Stated goal: Copy each line below that contains "Monthly".

-- BEGIN Data shown --

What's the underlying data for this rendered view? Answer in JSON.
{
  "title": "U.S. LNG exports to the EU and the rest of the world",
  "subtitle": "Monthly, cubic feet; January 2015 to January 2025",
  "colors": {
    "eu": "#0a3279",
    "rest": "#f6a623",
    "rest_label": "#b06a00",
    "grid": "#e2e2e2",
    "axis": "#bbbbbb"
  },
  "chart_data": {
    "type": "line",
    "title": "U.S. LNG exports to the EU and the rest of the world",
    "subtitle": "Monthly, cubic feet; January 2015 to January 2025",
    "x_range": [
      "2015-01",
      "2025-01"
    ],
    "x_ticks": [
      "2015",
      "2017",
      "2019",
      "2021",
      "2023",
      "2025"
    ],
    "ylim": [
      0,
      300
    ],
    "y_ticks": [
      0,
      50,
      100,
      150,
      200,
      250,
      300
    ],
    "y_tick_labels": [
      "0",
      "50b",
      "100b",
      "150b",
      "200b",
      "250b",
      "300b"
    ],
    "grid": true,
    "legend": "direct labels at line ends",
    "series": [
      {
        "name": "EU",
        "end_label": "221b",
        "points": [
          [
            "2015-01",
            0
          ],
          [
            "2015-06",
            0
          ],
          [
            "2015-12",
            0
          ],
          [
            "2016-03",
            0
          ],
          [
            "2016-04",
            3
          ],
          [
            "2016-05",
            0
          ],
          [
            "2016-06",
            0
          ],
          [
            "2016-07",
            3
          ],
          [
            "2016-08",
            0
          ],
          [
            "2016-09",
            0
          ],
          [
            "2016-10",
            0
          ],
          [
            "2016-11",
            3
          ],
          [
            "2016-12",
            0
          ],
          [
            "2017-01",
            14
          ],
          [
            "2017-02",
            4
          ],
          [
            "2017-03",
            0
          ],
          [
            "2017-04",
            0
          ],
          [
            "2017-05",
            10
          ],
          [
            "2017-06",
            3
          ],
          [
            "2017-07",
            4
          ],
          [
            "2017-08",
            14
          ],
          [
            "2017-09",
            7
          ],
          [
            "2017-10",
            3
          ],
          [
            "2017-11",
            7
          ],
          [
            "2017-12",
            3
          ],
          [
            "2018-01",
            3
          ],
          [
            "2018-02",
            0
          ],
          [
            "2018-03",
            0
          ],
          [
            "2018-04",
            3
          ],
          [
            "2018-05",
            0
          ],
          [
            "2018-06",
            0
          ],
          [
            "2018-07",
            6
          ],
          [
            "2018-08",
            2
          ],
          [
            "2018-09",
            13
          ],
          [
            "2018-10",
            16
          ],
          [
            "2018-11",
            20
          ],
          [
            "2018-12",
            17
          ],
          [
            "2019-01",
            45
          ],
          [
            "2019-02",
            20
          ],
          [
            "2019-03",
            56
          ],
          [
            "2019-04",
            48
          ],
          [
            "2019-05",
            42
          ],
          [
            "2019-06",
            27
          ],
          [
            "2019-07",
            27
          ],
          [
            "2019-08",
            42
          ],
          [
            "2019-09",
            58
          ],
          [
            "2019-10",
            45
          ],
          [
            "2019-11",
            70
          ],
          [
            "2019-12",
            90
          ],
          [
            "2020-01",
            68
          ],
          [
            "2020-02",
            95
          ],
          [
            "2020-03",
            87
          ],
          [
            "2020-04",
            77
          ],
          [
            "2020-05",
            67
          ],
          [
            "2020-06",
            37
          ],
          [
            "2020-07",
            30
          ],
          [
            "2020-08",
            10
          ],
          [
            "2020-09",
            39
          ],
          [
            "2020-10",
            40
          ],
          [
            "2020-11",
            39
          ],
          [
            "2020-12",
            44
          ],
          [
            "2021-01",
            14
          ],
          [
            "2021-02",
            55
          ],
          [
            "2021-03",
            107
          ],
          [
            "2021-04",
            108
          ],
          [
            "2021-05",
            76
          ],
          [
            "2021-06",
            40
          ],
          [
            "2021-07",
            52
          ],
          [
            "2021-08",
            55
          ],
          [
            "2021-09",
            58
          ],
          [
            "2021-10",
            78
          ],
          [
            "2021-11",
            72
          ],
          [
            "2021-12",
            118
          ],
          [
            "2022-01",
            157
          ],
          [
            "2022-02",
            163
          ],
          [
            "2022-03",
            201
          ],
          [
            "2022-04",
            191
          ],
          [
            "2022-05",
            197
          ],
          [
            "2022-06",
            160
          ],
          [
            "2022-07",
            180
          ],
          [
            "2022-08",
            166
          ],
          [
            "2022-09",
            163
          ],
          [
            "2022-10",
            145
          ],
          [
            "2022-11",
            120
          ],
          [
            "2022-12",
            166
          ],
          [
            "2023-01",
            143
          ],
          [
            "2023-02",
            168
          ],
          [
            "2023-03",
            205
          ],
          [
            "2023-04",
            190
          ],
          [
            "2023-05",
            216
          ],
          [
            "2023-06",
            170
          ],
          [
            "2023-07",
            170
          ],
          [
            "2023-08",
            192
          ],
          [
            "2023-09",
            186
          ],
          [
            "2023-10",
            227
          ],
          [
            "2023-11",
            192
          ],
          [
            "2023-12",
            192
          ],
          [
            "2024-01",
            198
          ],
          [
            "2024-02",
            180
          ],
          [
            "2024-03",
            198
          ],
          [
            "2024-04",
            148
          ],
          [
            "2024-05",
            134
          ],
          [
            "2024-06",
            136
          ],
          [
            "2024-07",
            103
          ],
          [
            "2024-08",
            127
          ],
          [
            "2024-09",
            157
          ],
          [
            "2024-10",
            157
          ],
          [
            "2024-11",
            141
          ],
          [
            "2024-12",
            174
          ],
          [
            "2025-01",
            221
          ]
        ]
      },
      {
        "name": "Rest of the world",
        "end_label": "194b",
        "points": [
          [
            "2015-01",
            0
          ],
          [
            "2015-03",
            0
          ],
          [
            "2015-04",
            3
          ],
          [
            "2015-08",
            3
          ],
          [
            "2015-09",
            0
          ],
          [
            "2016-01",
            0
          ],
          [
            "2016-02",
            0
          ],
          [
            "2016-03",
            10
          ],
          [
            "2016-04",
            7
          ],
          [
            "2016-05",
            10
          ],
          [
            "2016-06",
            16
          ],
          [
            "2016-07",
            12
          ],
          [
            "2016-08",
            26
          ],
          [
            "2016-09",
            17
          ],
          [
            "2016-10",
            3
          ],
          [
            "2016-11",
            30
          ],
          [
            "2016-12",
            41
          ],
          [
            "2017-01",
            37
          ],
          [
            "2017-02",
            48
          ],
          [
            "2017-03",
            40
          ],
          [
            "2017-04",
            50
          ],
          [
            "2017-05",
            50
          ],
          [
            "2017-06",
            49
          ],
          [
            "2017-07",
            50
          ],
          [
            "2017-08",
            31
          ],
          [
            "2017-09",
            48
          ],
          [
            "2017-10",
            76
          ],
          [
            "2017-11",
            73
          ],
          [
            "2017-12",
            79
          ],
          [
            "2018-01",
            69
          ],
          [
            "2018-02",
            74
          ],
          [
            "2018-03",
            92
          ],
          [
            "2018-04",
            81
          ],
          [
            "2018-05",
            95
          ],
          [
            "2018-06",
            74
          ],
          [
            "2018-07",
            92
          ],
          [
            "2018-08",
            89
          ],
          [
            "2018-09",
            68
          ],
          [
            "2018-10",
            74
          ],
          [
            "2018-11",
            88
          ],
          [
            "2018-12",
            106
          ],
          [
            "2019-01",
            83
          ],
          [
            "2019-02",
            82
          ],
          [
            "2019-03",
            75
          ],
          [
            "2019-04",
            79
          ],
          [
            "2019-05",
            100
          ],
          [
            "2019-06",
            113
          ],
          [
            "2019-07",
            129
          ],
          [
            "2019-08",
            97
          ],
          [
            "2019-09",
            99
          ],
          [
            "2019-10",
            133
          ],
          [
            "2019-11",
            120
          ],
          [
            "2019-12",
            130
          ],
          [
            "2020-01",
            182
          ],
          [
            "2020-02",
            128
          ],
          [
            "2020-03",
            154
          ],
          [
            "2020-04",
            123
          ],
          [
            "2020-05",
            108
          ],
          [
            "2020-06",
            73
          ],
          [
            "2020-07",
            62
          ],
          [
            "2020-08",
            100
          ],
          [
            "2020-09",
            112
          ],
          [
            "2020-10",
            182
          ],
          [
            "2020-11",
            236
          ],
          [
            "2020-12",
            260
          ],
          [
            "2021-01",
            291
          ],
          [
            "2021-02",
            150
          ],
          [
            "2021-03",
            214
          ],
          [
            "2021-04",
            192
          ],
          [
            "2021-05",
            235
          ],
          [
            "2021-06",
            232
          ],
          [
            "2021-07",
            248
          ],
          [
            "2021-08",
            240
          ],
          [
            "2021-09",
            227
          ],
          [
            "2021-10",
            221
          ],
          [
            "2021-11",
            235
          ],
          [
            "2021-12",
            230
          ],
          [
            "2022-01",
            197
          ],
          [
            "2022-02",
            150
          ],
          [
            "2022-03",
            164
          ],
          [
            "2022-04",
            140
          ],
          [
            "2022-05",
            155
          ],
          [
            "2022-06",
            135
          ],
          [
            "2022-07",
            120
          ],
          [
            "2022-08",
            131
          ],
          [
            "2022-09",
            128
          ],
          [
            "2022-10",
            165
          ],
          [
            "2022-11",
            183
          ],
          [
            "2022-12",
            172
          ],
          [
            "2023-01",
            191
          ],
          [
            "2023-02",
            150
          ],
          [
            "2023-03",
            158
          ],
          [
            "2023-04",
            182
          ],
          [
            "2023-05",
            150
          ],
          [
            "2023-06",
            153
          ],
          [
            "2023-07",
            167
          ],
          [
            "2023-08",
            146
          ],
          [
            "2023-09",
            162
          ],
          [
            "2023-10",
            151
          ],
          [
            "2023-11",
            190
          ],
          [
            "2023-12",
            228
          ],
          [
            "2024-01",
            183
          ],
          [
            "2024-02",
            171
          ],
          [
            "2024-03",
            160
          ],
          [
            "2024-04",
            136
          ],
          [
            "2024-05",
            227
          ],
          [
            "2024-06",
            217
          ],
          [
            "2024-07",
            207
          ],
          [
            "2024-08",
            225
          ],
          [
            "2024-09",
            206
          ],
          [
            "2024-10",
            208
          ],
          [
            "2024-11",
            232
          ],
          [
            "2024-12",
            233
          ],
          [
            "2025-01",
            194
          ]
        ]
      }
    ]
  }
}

-- END Data shown --

Task answer:
  "subtitle": "Monthly, cubic feet; January 2015 to January 2025",
    "subtitle": "Monthly, cubic feet; January 2015 to January 2025",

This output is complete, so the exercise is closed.